**DIRECTIVE:**
Locate every line below that contains the word "жилищно" and copy it.

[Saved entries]
>> begin

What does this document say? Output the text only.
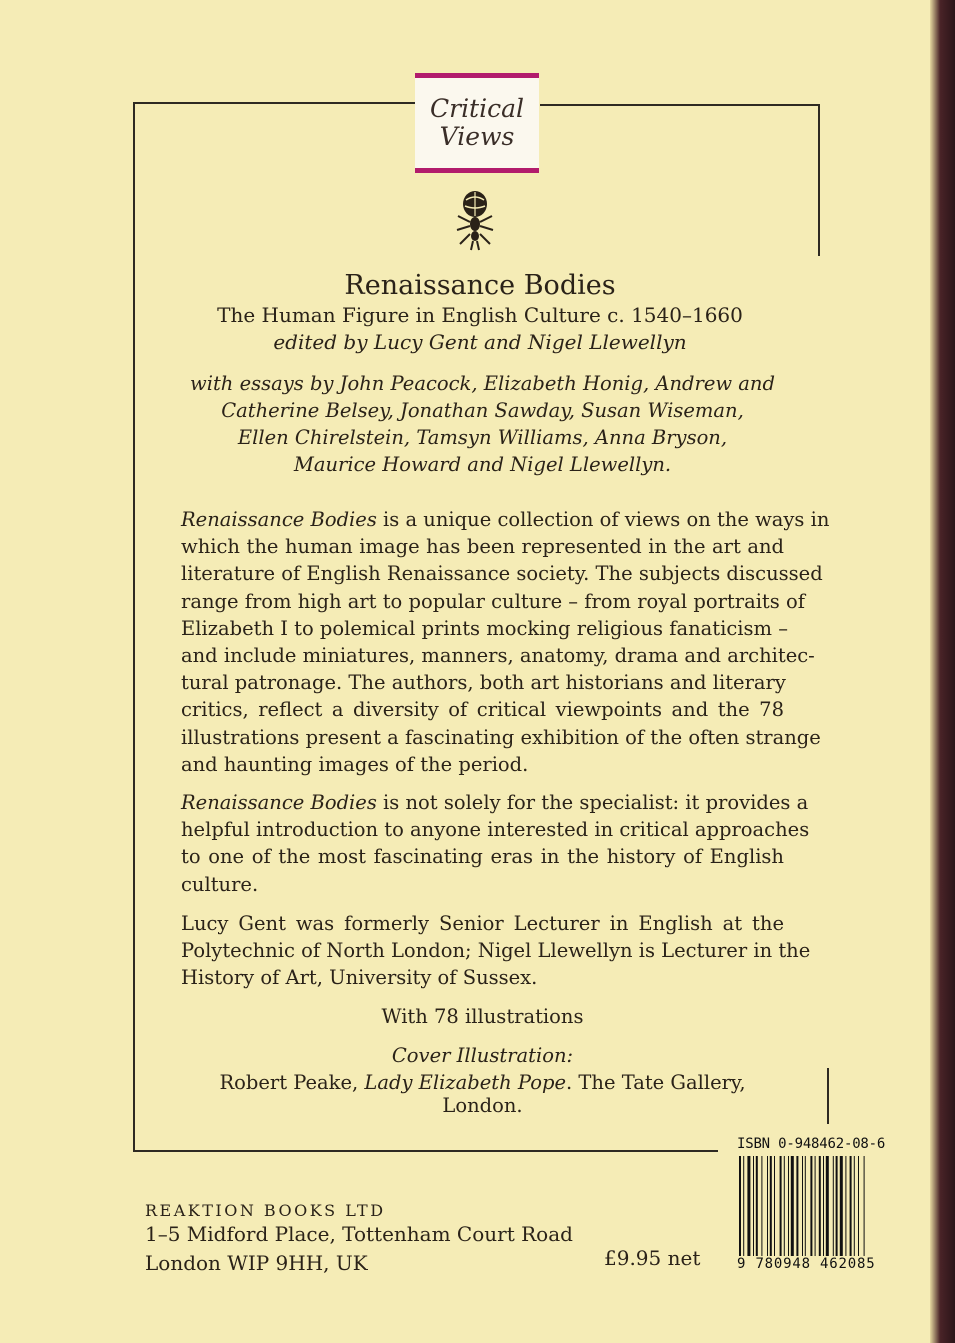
Critical
Views
Renaissance Bodies
The Human Figure in English Culture c. 1540–1660
edited by Lucy Gent and Nigel Llewellyn
with essays by John Peacock, Elizabeth Honig, Andrew and
Catherine Belsey, Jonathan Sawday, Susan Wiseman,
Ellen Chirelstein, Tamsyn Williams, Anna Bryson,
Maurice Howard and Nigel Llewellyn.
Renaissance Bodies is a unique collection of views on the ways in
which the human image has been represented in the art and
literature of English Renaissance society. The subjects discussed
range from high art to popular culture – from royal portraits of
Elizabeth I to polemical prints mocking religious fanaticism –
and include miniatures, manners, anatomy, drama and architec-
tural patronage. The authors, both art historians and literary
critics, reflect a diversity of critical viewpoints and the 78
illustrations present a fascinating exhibition of the often strange
and haunting images of the period.
Renaissance Bodies is not solely for the specialist: it provides a
helpful introduction to anyone interested in critical approaches
to one of the most fascinating eras in the history of English
culture.
Lucy Gent was formerly Senior Lecturer in English at the
Polytechnic of North London; Nigel Llewellyn is Lecturer in the
History of Art, University of Sussex.
With 78 illustrations
Cover Illustration:
Robert Peake, Lady Elizabeth Pope. The Tate Gallery, London.
REAKTION BOOKS LTD
1–5 Midford Place, Tottenham Court Road
London WIP 9HH, UK	£9.95 net
ISBN 0-948462-08-6
9 780948 462085
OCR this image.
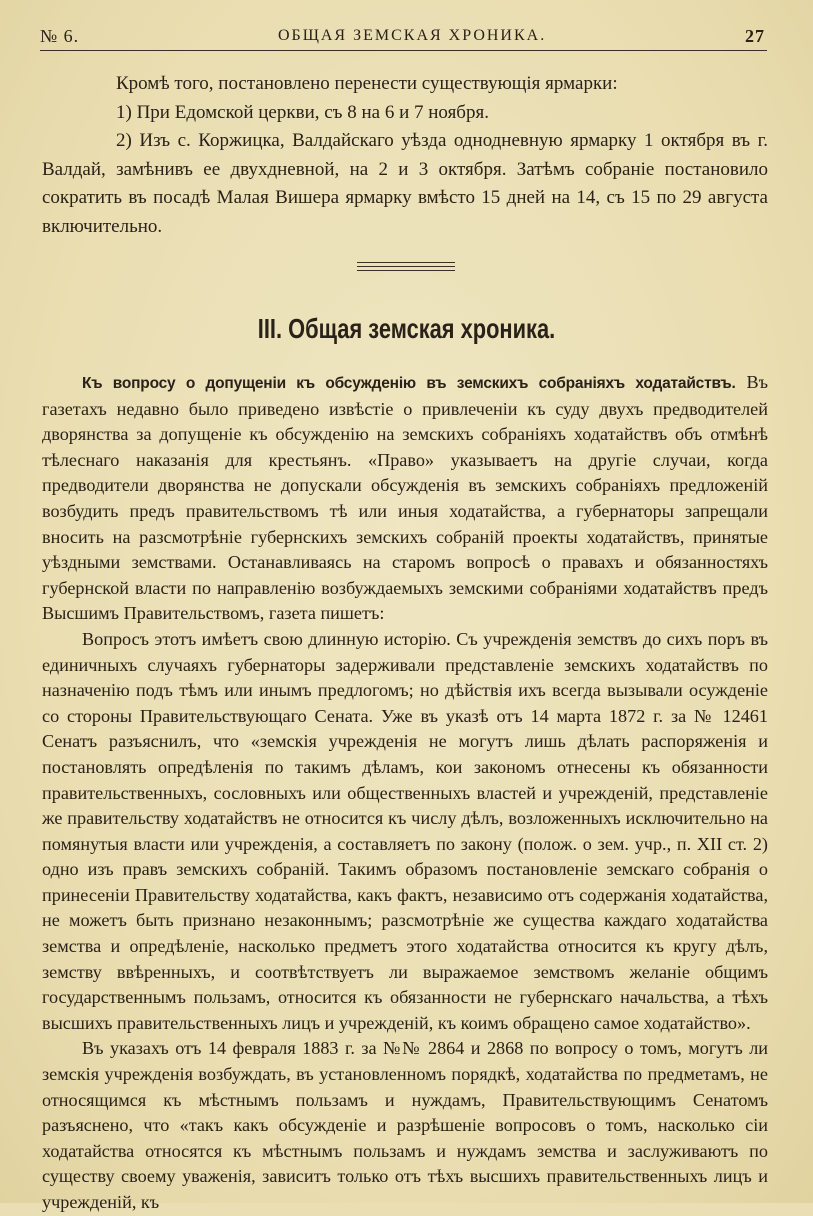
№ 6.	ОБЩАЯ ЗЕМСКАЯ ХРОНИКА.	27

Кромѣ того, постановлено перенести существующія ярмарки:

1) При Едомской церкви, съ 8 на 6 и 7 ноября.

2) Изъ с. Коржицка, Валдайскаго уѣзда однодневную ярмарку 1 октября въ г. Валдай, замѣнивъ ее двухдневной, на 2 и 3 октября. Затѣмъ собраніе постановило сократить въ посадѣ Малая Вишера ярмарку вмѣсто 15 дней на 14, съ 15 по 29 августа включительно.

III. Общая земская хроника.

Къ вопросу о допущеніи къ обсужденію въ земскихъ собраніяхъ ходатайствъ. Въ газетахъ недавно было приведено извѣстіе о привлеченіи къ суду двухъ предводителей дворянства за допущеніе къ обсужденію на земскихъ собраніяхъ ходатайствъ объ отмѣнѣ тѣлеснаго наказанія для крестьянъ. «Право» указываетъ на другіе случаи, когда предводители дворянства не допускали обсужденія въ земскихъ собраніяхъ предложеній возбудить предъ правительствомъ тѣ или иныя ходатайства, а губернаторы запрещали вносить на разсмотрѣніе губернскихъ земскихъ собраній проекты ходатайствъ, принятые уѣздными земствами. Останавливаясь на старомъ вопросѣ о правахъ и обязанностяхъ губернской власти по направленію возбуждаемыхъ земскими собраніями ходатайствъ предъ Высшимъ Правительствомъ, газета пишетъ:

Вопросъ этотъ имѣетъ свою длинную исторію. Съ учрежденія земствъ до сихъ поръ въ единичныхъ случаяхъ губернаторы задерживали представленіе земскихъ ходатайствъ по назначенію подъ тѣмъ или инымъ предлогомъ; но дѣйствія ихъ всегда вызывали осужденіе со стороны Правительствующаго Сената. Уже въ указѣ отъ 14 марта 1872 г. за № 12461 Сенатъ разъяснилъ, что «земскія учрежденія не могутъ лишь дѣлать распоряженія и постановлять опредѣленія по такимъ дѣламъ, кои закономъ отнесены къ обязанности правительственныхъ, сословныхъ или общественныхъ властей и учрежденій, представленіе же правительству ходатайствъ не относится къ числу дѣлъ, возложенныхъ исключительно на помянутыя власти или учрежденія, а составляетъ по закону (полож. о зем. учр., п. XII ст. 2) одно изъ правъ земскихъ собраній. Такимъ образомъ постановленіе земскаго собранія о принесеніи Правительству ходатайства, какъ фактъ, независимо отъ содержанія ходатайства, не можетъ быть признано незаконнымъ; разсмотрѣніе же существа каждаго ходатайства земства и опредѣленіе, насколько предметъ этого ходатайства относится къ кругу дѣлъ, земству ввѣренныхъ, и соотвѣтствуетъ ли выражаемое земствомъ желаніе общимъ государственнымъ пользамъ, относится къ обязанности не губернскаго начальства, а тѣхъ высшихъ правительственныхъ лицъ и учрежденій, къ коимъ обращено самое ходатайство».

Въ указахъ отъ 14 февраля 1883 г. за №№ 2864 и 2868 по вопросу о томъ, могутъ ли земскія учрежденія возбуждать, въ установленномъ порядкѣ, ходатайства по предметамъ, не относящимся къ мѣстнымъ пользамъ и нуждамъ, Правительствующимъ Сенатомъ разъяснено, что «такъ какъ обсужденіе и разрѣшеніе вопросовъ о томъ, насколько сіи ходатайства относятся къ мѣстнымъ пользамъ и нуждамъ земства и заслуживаютъ по существу своему уваженія, зависитъ только отъ тѣхъ высшихъ правительственныхъ лицъ и учрежденій, къ
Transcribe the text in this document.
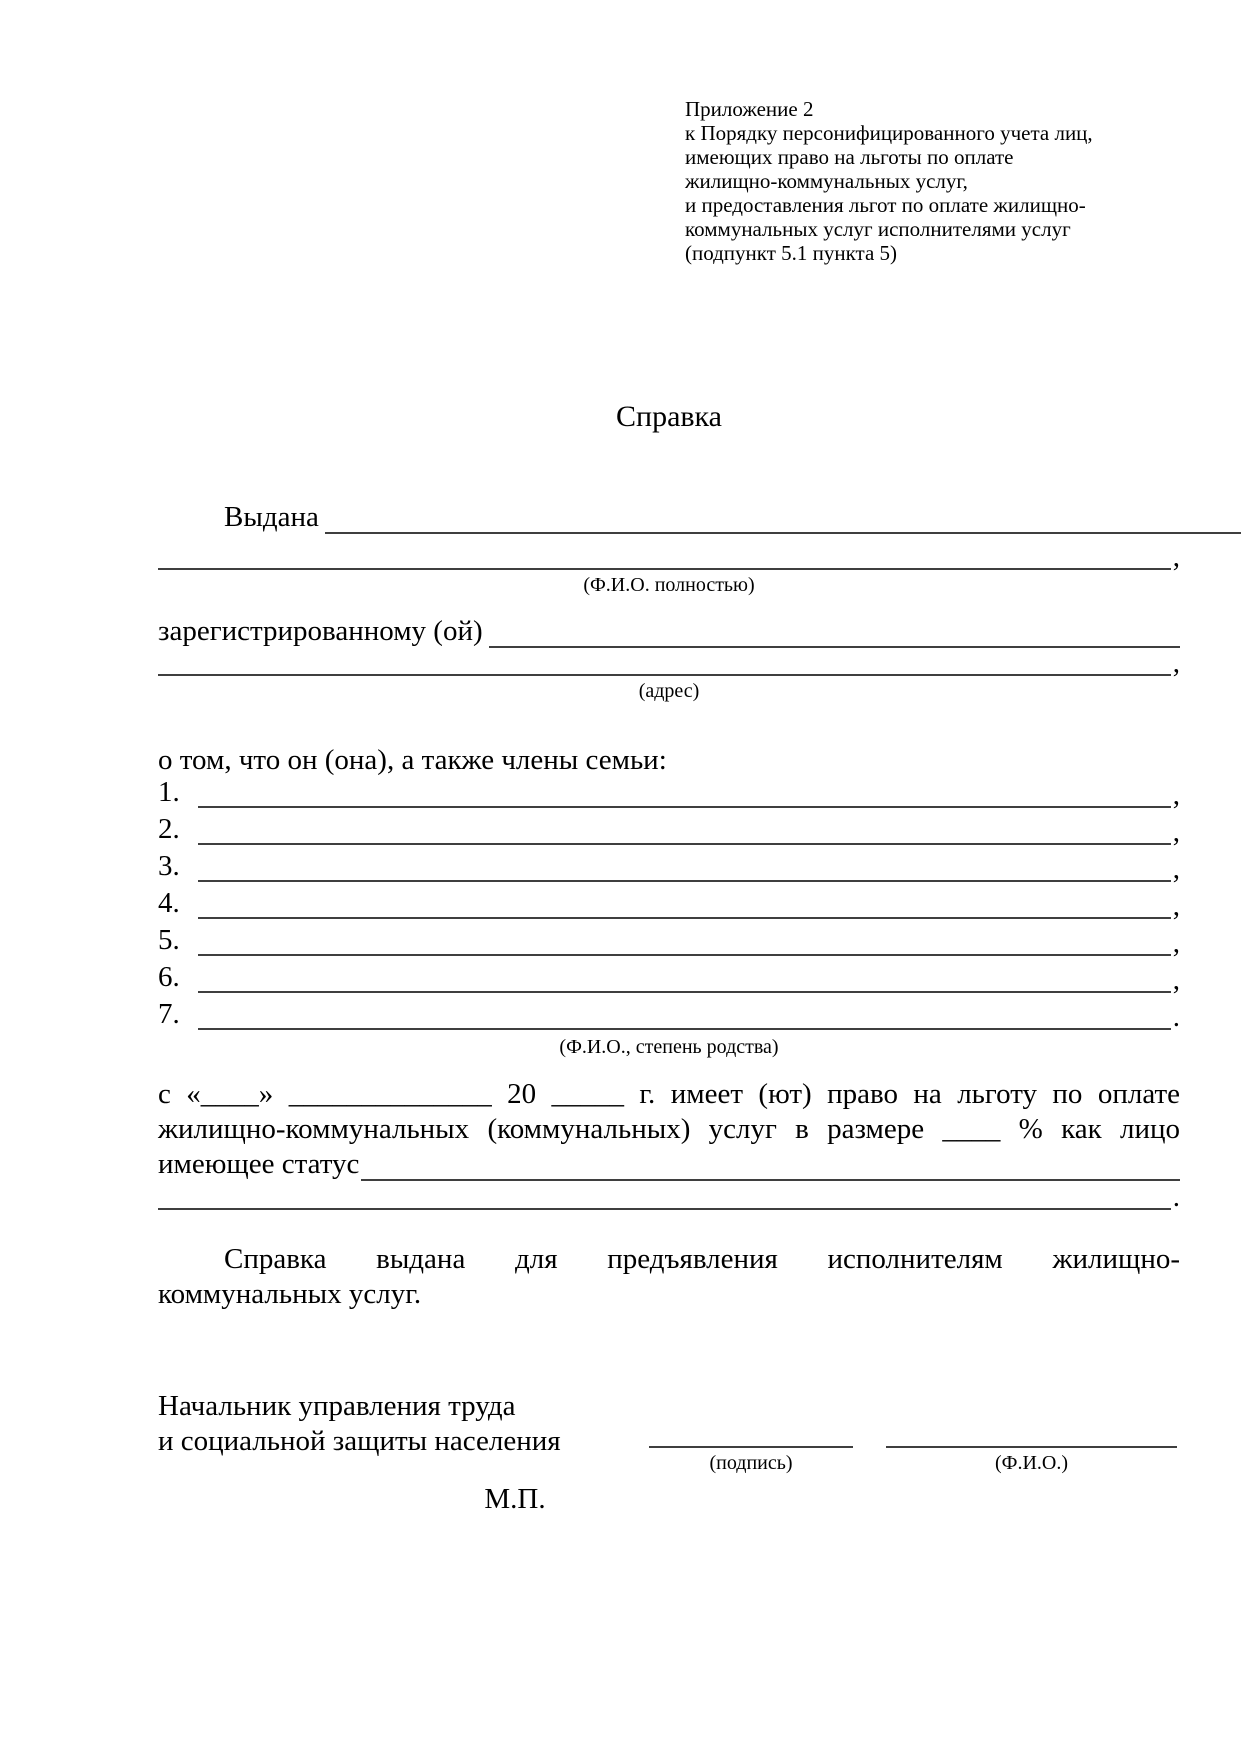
Приложение 2
к Порядку персонифицированного учета лиц,
имеющих право на льготы по оплате
жилищно-коммунальных услуг,
и предоставления льгот по оплате жилищно-
коммунальных услуг исполнителями услуг
(подпункт 5.1 пункта 5)
Справка
Выдана
,
(Ф.И.О. полностью)
зарегистрированному (ой)
,
(адрес)
о том, что он (она), а также члены семьи:
1.	,
2.	,
3.	,
4.	,
5.	,
6.	,
7.	.
(Ф.И.О., степень родства)
с «____» ______________ 20 _____ г. имеет (ют) право на льготу по оплате
жилищно-коммунальных (коммунальных) услуг в размере ____ % как лицо
имеющее статус
.
Справка выдана для предъявления исполнителям жилищно-
коммунальных услуг.
Начальник управления труда
и социальной защиты населения
(подпись)	(Ф.И.О.)
М.П.
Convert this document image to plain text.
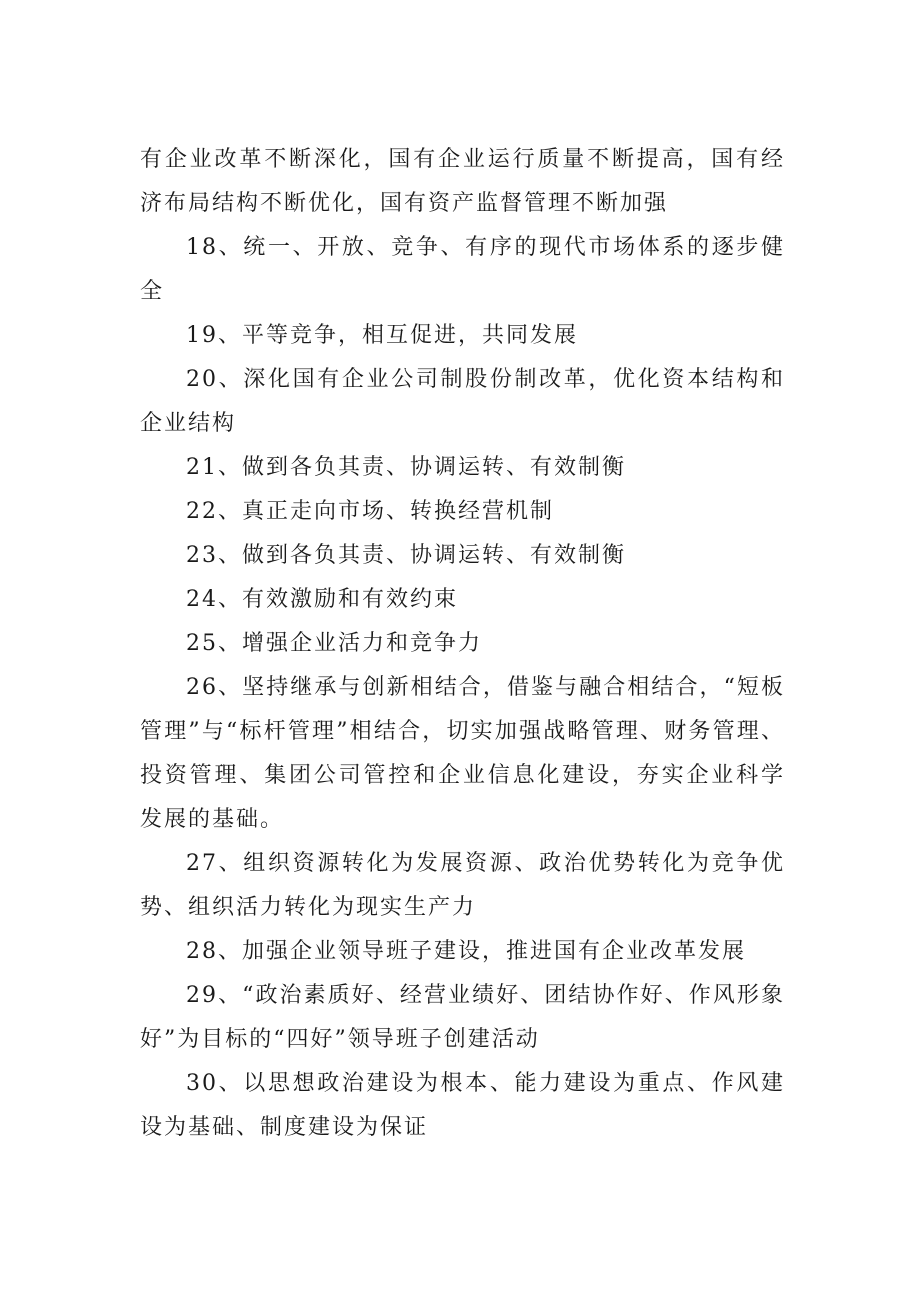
有企业改革不断深化，国有企业运行质量不断提高，国有经济布局结构不断优化，国有资产监督管理不断加强

18、统一、开放、竞争、有序的现代市场体系的逐步健全

19、平等竞争，相互促进，共同发展

20、深化国有企业公司制股份制改革，优化资本结构和企业结构

21、做到各负其责、协调运转、有效制衡

22、真正走向市场、转换经营机制

23、做到各负其责、协调运转、有效制衡

24、有效激励和有效约束

25、增强企业活力和竞争力

26、坚持继承与创新相结合，借鉴与融合相结合，“短板管理”与“标杆管理”相结合，切实加强战略管理、财务管理、投资管理、集团公司管控和企业信息化建设，夯实企业科学发展的基础。

27、组织资源转化为发展资源、政治优势转化为竞争优势、组织活力转化为现实生产力

28、加强企业领导班子建设，推进国有企业改革发展

29、“政治素质好、经营业绩好、团结协作好、作风形象好”为目标的“四好”领导班子创建活动

30、以思想政治建设为根本、能力建设为重点、作风建设为基础、制度建设为保证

>> end

**EXERCISE SOLUTION:**
жилищно-коммунальных услуг,
и предоставления льгот по оплате жилищно-
жилищно-коммунальных (коммунальных) услуг в размере ____ % как лицо
Справка выдана для предъявления исполнителям жилищно-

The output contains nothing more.